GOAL | Below are some records. Say in a single number how many of their lines include the word "Thomas".

INPUT DATA |
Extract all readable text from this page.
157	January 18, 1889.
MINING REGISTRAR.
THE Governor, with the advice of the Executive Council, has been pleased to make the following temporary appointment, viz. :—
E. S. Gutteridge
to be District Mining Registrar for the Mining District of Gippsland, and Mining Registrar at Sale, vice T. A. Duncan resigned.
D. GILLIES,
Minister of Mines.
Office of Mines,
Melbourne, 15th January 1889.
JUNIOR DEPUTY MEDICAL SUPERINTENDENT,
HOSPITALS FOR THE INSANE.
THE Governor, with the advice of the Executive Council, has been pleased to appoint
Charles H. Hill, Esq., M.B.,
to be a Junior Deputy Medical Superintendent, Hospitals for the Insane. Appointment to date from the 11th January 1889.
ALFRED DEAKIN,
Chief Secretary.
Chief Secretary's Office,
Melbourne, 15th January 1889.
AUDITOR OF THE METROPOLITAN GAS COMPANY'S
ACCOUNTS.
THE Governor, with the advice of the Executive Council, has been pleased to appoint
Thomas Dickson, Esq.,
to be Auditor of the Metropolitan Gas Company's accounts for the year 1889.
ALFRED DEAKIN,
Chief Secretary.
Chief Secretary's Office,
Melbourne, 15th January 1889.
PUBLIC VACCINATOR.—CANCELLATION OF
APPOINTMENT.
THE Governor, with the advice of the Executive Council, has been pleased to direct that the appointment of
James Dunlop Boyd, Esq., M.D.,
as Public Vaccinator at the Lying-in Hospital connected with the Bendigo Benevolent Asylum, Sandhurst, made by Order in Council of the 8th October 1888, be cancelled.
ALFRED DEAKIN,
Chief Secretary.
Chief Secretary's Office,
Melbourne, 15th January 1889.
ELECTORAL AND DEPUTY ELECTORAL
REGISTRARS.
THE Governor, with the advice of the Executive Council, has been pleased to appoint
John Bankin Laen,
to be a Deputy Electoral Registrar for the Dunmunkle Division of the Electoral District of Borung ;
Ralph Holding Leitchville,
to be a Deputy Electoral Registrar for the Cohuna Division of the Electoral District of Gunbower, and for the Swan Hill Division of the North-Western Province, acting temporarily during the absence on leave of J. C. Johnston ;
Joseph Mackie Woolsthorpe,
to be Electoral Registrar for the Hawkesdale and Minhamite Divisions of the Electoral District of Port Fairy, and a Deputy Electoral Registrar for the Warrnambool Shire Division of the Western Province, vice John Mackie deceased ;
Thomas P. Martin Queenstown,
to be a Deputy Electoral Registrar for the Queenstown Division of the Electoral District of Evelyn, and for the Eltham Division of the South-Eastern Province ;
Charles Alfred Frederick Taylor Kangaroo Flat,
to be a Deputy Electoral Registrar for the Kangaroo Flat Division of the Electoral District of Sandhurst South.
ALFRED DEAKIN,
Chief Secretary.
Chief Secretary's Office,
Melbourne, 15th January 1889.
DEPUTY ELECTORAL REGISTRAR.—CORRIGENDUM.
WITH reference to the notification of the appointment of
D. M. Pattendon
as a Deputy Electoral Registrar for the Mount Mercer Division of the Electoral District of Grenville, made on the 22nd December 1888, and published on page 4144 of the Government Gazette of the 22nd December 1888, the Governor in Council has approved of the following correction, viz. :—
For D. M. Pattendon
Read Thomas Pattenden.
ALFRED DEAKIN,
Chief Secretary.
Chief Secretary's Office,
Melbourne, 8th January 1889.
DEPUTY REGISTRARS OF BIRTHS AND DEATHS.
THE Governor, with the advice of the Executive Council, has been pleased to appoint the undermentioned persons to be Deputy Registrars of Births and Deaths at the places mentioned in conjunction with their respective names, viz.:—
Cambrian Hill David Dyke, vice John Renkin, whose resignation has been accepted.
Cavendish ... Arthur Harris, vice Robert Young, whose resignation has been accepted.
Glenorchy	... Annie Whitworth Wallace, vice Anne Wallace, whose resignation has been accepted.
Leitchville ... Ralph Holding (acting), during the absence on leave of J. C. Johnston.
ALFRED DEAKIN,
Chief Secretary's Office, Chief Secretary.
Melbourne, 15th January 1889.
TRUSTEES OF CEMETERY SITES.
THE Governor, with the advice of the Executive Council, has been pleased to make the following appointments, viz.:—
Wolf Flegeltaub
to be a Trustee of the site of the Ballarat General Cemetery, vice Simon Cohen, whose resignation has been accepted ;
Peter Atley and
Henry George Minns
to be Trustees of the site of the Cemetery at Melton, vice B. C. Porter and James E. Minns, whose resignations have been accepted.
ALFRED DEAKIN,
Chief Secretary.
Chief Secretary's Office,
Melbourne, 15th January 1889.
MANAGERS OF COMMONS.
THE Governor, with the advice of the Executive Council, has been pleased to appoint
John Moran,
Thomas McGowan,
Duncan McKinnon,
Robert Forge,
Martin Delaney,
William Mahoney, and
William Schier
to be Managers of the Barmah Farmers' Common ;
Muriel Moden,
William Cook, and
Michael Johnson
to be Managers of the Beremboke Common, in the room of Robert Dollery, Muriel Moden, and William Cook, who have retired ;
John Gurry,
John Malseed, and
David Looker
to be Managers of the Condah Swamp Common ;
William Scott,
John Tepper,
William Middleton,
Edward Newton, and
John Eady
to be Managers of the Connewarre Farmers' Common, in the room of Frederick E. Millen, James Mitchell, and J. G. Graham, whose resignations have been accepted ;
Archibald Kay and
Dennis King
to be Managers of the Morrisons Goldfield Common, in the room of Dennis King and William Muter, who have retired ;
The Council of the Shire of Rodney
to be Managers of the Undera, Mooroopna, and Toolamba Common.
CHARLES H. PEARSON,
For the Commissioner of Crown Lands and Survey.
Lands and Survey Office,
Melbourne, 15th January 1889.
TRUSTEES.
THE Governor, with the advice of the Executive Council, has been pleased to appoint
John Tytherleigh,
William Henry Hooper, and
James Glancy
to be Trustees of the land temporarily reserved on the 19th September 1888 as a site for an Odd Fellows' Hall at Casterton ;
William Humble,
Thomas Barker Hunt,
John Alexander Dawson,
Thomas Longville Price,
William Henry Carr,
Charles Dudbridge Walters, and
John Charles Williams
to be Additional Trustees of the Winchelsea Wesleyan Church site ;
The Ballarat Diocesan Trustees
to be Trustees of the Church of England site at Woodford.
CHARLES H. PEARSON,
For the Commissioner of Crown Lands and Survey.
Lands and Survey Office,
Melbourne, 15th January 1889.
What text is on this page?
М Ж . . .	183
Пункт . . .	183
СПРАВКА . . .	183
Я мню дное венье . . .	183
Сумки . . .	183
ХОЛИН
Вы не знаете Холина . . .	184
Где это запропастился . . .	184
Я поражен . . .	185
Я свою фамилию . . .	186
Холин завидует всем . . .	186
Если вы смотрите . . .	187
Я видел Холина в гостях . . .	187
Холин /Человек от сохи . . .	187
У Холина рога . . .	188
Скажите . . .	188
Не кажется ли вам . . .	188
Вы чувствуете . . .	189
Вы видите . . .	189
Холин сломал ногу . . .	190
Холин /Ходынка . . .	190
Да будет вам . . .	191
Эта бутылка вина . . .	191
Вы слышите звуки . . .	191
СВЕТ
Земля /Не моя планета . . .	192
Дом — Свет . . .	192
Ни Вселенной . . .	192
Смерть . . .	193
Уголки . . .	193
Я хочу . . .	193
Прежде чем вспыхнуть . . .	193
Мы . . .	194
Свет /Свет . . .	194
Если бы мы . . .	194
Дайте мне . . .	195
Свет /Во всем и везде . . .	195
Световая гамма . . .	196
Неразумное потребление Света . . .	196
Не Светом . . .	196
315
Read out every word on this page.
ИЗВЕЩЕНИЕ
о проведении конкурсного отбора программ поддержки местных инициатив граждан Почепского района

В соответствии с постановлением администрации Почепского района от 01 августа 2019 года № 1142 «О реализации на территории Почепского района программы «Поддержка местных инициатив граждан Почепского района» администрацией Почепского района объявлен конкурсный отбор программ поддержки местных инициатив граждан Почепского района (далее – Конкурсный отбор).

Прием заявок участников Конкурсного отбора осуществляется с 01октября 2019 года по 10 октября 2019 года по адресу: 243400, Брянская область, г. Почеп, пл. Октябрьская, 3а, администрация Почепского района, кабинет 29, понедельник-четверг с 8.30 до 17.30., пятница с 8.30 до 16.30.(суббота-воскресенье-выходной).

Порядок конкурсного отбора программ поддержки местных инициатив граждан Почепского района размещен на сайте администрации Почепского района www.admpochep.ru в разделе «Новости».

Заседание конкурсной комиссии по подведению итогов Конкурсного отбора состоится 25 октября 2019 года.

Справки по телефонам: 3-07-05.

CORRECT ANSWER | 6